# [SET EXERCISE]
Count the lines that hold the string "Hyphens". Reply with the number alone.

(Stored data)
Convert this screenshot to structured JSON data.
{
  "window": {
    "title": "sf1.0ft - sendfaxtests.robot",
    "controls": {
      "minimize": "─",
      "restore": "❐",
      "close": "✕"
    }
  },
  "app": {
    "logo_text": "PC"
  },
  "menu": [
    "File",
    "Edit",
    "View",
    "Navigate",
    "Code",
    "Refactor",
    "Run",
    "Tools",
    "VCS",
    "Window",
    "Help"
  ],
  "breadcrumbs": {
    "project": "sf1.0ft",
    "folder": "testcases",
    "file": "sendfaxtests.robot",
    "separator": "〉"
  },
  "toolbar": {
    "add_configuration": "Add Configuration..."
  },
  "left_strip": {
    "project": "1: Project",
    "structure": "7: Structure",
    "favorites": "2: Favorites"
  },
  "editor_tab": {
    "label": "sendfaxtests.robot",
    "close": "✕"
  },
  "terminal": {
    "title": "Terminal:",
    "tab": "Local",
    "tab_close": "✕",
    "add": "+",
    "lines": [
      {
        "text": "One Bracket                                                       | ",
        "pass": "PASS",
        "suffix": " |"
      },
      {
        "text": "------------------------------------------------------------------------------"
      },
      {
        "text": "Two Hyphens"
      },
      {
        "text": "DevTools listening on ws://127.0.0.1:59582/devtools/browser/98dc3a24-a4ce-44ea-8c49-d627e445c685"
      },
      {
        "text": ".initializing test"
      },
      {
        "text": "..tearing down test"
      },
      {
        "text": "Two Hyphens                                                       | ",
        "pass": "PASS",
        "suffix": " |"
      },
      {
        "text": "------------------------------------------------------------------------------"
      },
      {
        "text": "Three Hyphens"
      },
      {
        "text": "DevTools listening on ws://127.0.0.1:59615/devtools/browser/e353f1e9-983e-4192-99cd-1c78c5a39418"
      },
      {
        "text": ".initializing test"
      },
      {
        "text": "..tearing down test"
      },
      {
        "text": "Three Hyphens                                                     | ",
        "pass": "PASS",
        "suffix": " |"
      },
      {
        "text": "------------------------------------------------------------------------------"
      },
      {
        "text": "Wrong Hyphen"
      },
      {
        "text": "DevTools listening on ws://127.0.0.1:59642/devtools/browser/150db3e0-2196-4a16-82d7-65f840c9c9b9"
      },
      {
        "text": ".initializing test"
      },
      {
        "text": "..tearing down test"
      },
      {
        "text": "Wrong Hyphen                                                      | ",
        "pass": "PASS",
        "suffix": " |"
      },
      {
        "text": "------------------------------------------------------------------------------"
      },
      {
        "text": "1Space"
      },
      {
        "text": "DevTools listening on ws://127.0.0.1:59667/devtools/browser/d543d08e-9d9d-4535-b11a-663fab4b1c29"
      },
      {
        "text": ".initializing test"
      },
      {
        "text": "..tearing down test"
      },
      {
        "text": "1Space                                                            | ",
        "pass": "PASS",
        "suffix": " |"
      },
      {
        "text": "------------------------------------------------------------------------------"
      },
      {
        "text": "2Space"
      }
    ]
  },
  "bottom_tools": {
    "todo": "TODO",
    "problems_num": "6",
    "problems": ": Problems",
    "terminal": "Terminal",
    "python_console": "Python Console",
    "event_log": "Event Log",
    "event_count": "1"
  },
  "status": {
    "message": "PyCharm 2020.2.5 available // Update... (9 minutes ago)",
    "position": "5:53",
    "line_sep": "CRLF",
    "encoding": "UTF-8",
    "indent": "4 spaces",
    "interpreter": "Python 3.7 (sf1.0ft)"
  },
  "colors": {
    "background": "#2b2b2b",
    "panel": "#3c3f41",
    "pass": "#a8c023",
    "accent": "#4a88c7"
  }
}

# [SOLUTION FOR THIS PROBLEM]
4